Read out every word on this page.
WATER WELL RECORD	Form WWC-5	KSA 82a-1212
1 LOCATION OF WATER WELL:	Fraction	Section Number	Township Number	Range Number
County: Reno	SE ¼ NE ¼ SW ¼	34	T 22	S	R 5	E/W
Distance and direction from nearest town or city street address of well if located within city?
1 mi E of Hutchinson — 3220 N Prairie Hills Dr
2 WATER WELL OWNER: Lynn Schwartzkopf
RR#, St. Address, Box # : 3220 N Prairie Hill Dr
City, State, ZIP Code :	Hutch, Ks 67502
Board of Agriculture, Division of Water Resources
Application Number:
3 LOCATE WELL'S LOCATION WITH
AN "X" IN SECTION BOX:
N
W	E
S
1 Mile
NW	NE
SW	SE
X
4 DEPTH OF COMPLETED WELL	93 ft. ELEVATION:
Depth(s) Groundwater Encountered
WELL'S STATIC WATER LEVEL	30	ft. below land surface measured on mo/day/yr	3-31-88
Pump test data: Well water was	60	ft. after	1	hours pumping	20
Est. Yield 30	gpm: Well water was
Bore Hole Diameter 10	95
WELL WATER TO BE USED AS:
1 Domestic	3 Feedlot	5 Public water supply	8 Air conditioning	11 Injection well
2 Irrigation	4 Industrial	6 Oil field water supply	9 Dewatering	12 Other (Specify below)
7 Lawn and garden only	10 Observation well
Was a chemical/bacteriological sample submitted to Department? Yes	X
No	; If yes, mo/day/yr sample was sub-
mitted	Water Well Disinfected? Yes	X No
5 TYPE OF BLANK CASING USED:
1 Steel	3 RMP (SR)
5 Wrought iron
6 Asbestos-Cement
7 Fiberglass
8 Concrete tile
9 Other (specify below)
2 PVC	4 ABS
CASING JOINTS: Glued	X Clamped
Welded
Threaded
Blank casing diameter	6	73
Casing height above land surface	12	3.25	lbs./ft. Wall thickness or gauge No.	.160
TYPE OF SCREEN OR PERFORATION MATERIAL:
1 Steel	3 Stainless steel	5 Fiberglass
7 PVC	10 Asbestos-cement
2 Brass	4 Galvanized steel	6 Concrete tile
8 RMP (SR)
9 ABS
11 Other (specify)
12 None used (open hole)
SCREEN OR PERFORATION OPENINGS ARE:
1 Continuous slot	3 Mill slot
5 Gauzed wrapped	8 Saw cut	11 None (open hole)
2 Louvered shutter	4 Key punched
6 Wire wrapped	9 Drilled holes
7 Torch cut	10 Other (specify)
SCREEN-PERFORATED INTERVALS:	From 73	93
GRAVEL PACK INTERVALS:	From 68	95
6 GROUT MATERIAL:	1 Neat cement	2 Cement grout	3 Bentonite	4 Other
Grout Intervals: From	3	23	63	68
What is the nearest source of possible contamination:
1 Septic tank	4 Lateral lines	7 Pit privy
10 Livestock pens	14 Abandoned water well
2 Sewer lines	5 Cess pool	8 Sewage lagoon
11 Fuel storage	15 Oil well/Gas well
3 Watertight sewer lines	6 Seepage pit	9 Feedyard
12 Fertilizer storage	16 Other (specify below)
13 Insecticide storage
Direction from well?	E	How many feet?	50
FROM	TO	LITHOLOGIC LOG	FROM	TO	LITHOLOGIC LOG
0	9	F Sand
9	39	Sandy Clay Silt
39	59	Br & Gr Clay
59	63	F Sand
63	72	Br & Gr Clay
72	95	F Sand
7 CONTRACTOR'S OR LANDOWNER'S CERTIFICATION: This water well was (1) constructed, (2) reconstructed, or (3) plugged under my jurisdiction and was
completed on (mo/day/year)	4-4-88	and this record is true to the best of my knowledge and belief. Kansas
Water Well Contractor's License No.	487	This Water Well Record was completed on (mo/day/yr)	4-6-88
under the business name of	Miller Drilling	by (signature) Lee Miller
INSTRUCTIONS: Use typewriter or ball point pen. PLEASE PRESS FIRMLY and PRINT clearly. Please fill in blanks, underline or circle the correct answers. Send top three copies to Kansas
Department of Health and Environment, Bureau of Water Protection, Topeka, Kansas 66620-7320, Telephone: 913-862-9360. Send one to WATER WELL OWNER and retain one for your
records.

### Activity
The entries above are to be copied word for word.

### Solution to this exercise
Read out every word on this page.
WATER WELL RECORD	Form WWC-5	KSA 82a-1212
1 LOCATION OF WATER WELL:	Fraction	Section Number	Township Number	Range Number
County: Reno	SE ¼ NE ¼ SW ¼	34	T 22	S	R 5	E/W
Distance and direction from nearest town or city street address of well if located within city?
1 mi E of Hutchinson — 3220 N Prairie Hills Dr
2 WATER WELL OWNER: Lynn Schwartzkopf
RR#, St. Address, Box # : 3220 N Prairie Hill Dr
City, State, ZIP Code :	Hutch, Ks 67502
Board of Agriculture, Division of Water Resources
Application Number:
3 LOCATE WELL'S LOCATION WITH
AN "X" IN SECTION BOX:
N
W	E
S
1 Mile
NW	NE
SW	SE
X
4 DEPTH OF COMPLETED WELL	93 ft. ELEVATION:
Depth(s) Groundwater Encountered
WELL'S STATIC WATER LEVEL	30	ft. below land surface measured on mo/day/yr	3-31-88
Pump test data: Well water was	60	ft. after	1	hours pumping	20
Est. Yield 30	gpm: Well water was
Bore Hole Diameter 10	95
WELL WATER TO BE USED AS:
1 Domestic	3 Feedlot	5 Public water supply	8 Air conditioning	11 Injection well
2 Irrigation	4 Industrial	6 Oil field water supply	9 Dewatering	12 Other (Specify below)
7 Lawn and garden only	10 Observation well
Was a chemical/bacteriological sample submitted to Department? Yes	X
No	; If yes, mo/day/yr sample was sub-
mitted	Water Well Disinfected? Yes	X No
5 TYPE OF BLANK CASING USED:
1 Steel	3 RMP (SR)
5 Wrought iron
6 Asbestos-Cement
7 Fiberglass
8 Concrete tile
9 Other (specify below)
2 PVC	4 ABS
CASING JOINTS: Glued	X Clamped
Welded
Threaded
Blank casing diameter	6	73
Casing height above land surface	12	3.25	lbs./ft. Wall thickness or gauge No.	.160
TYPE OF SCREEN OR PERFORATION MATERIAL:
1 Steel	3 Stainless steel	5 Fiberglass
7 PVC	10 Asbestos-cement
2 Brass	4 Galvanized steel	6 Concrete tile
8 RMP (SR)
9 ABS
11 Other (specify)
12 None used (open hole)
SCREEN OR PERFORATION OPENINGS ARE:
1 Continuous slot	3 Mill slot
5 Gauzed wrapped	8 Saw cut	11 None (open hole)
2 Louvered shutter	4 Key punched
6 Wire wrapped	9 Drilled holes
7 Torch cut	10 Other (specify)
SCREEN-PERFORATED INTERVALS:	From 73	93
GRAVEL PACK INTERVALS:	From 68	95
6 GROUT MATERIAL:	1 Neat cement	2 Cement grout	3 Bentonite	4 Other
Grout Intervals: From	3	23	63	68
What is the nearest source of possible contamination:
1 Septic tank	4 Lateral lines	7 Pit privy
10 Livestock pens	14 Abandoned water well
2 Sewer lines	5 Cess pool	8 Sewage lagoon
11 Fuel storage	15 Oil well/Gas well
3 Watertight sewer lines	6 Seepage pit	9 Feedyard
12 Fertilizer storage	16 Other (specify below)
13 Insecticide storage
Direction from well?	E	How many feet?	50
FROM	TO	LITHOLOGIC LOG	FROM	TO	LITHOLOGIC LOG
0	9	F Sand
9	39	Sandy Clay Silt
39	59	Br & Gr Clay
59	63	F Sand
63	72	Br & Gr Clay
72	95	F Sand
7 CONTRACTOR'S OR LANDOWNER'S CERTIFICATION: This water well was (1) constructed, (2) reconstructed, or (3) plugged under my jurisdiction and was
completed on (mo/day/year)	4-4-88	and this record is true to the best of my knowledge and belief. Kansas
Water Well Contractor's License No.	487	This Water Well Record was completed on (mo/day/yr)	4-6-88
under the business name of	Miller Drilling	by (signature) Lee Miller
INSTRUCTIONS: Use typewriter or ball point pen. PLEASE PRESS FIRMLY and PRINT clearly. Please fill in blanks, underline or circle the correct answers. Send top three copies to Kansas
Department of Health and Environment, Bureau of Water Protection, Topeka, Kansas 66620-7320, Telephone: 913-862-9360. Send one to WATER WELL OWNER and retain one for your
records.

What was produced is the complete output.